---------- Records to process ----------
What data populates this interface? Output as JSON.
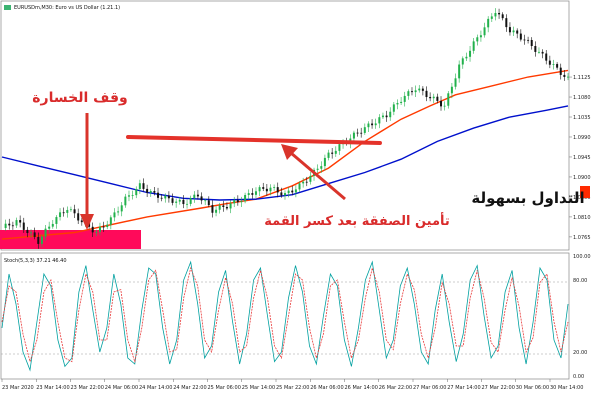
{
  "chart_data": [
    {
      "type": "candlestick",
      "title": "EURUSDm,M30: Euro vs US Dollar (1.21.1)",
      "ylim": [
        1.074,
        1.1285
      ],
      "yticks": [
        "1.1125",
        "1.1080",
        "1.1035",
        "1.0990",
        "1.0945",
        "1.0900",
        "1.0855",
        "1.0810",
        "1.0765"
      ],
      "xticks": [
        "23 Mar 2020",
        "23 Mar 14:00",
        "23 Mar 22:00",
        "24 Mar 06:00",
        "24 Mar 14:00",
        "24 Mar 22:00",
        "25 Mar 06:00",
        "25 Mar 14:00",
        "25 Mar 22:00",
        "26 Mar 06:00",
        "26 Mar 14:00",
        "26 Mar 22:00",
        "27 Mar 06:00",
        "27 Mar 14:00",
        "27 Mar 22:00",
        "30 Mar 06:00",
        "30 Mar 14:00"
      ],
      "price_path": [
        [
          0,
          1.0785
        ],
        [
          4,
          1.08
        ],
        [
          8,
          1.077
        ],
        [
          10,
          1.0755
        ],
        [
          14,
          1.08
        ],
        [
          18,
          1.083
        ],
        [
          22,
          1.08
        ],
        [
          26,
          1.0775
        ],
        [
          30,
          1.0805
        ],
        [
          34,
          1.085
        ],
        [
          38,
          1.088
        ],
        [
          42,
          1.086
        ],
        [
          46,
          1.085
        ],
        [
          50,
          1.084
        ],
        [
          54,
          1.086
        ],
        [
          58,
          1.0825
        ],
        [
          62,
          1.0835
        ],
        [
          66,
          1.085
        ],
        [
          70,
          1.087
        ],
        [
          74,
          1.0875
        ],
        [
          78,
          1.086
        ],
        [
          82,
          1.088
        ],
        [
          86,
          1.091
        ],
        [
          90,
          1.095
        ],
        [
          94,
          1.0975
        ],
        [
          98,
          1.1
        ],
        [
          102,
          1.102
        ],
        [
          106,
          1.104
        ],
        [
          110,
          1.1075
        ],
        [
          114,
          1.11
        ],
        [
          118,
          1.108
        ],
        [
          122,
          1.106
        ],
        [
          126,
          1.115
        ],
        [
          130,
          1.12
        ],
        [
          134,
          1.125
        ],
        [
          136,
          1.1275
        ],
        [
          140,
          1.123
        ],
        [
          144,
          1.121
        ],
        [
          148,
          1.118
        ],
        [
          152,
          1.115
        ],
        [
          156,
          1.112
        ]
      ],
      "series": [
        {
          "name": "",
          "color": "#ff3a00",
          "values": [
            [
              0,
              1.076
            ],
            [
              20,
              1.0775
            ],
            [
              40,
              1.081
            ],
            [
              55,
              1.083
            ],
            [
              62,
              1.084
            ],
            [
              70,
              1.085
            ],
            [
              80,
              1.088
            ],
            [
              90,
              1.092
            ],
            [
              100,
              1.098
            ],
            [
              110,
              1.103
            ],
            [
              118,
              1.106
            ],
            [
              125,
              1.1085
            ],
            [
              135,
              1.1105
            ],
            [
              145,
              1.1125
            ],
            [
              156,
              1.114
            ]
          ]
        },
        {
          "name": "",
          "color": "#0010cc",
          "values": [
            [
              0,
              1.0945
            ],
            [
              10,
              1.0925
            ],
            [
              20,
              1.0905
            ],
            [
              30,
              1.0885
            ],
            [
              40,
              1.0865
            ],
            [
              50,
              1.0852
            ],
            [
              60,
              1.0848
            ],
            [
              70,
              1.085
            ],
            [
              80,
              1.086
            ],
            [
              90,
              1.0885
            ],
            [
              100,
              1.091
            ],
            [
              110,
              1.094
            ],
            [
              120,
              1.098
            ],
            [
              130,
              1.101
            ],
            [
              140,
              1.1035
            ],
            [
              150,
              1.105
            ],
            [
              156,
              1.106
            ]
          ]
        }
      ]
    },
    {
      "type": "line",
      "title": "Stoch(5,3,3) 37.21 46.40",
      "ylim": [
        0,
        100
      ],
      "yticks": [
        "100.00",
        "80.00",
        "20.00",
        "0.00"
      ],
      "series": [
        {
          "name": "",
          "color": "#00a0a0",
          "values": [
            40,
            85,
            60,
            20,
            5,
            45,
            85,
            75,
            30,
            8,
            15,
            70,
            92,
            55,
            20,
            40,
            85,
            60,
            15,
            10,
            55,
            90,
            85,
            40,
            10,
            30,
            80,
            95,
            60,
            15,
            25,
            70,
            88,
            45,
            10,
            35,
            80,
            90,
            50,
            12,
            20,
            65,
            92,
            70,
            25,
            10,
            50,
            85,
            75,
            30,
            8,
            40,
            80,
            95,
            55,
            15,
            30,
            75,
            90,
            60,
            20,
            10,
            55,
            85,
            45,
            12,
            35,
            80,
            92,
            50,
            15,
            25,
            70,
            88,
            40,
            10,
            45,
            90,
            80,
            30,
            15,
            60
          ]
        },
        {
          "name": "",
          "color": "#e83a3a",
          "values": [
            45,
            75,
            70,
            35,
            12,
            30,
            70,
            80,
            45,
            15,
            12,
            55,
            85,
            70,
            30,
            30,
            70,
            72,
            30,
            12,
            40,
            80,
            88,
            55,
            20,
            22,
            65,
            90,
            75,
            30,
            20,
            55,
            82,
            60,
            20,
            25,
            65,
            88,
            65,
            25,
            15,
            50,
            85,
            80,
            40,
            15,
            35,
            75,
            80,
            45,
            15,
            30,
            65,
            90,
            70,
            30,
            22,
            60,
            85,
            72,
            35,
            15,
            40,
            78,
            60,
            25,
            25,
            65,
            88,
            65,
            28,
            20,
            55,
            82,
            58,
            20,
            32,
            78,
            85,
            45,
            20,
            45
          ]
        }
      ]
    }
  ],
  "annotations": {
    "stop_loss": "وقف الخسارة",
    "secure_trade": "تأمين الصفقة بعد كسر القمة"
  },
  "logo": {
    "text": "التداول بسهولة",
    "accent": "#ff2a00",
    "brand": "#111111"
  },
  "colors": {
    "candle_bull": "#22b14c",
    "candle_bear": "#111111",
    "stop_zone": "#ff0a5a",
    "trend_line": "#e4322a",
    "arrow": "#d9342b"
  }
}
----------
---------- Records to process ----------
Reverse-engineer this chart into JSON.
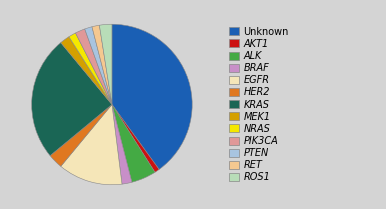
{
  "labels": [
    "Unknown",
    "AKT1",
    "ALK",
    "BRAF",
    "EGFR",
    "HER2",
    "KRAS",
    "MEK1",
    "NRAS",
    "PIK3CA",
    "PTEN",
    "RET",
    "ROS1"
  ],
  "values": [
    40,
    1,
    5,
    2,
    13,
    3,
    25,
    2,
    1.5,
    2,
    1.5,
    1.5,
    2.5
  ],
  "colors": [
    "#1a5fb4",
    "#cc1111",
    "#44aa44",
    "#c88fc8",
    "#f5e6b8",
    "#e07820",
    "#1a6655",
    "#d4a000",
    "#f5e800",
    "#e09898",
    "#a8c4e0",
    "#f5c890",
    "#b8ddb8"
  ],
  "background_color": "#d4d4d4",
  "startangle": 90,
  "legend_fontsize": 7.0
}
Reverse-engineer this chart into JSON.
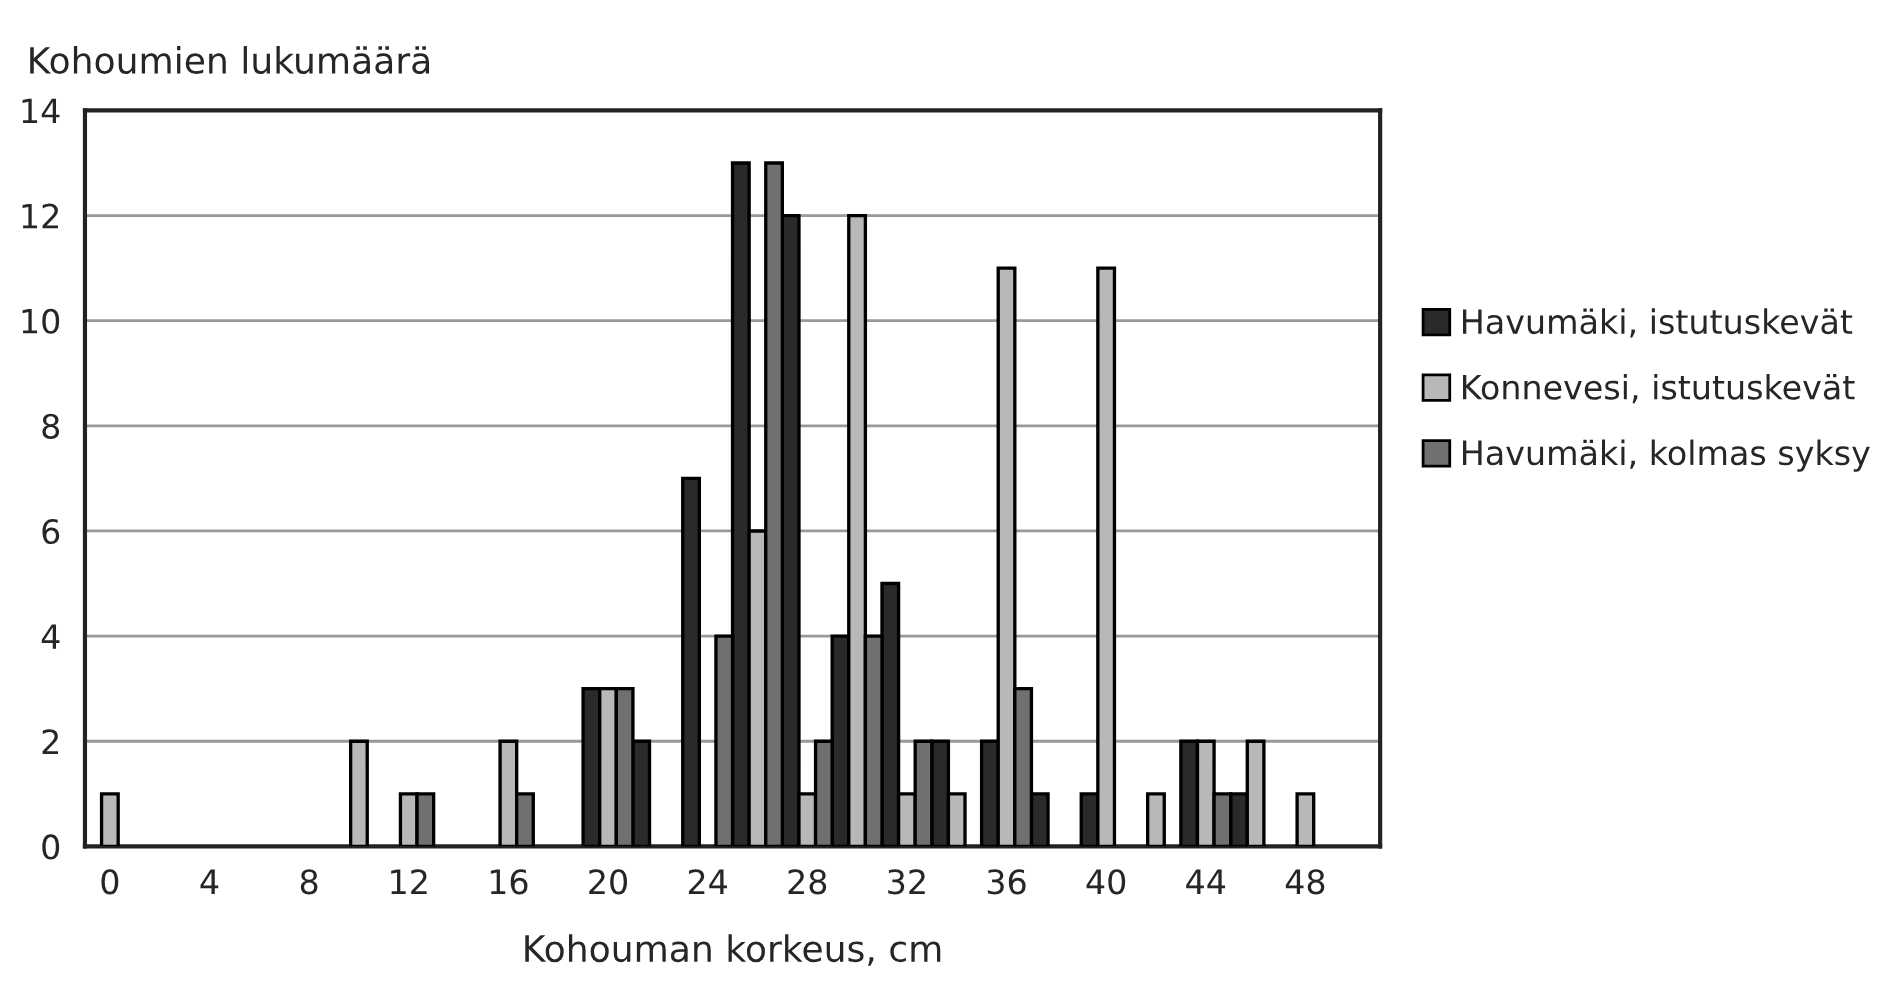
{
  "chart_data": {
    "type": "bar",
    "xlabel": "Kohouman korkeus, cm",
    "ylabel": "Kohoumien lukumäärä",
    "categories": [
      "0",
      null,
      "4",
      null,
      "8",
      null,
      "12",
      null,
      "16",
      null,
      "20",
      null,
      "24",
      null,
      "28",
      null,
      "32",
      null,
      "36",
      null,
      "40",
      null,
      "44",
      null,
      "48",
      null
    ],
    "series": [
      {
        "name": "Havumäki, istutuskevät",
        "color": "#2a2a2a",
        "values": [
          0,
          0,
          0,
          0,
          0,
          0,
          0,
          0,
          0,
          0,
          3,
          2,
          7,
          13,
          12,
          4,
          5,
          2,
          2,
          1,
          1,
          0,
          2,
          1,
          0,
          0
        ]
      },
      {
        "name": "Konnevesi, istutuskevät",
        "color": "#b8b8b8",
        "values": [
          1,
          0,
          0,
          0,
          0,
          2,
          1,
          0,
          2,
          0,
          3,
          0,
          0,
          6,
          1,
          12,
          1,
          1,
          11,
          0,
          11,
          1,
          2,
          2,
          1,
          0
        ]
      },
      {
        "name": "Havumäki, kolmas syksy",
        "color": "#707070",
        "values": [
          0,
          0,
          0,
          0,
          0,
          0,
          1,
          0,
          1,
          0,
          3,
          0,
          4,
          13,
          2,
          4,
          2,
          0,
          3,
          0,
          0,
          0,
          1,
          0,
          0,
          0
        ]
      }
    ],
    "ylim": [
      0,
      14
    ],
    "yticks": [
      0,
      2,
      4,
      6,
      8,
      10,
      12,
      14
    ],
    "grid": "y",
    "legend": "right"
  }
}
----------
▶ _Given problem_:
Copy out every line of the listing that includes the string "istutuskevät".

▶ _The output_:
        "name": "Havumäki, istutuskevät",
        "name": "Konnevesi, istutuskevät",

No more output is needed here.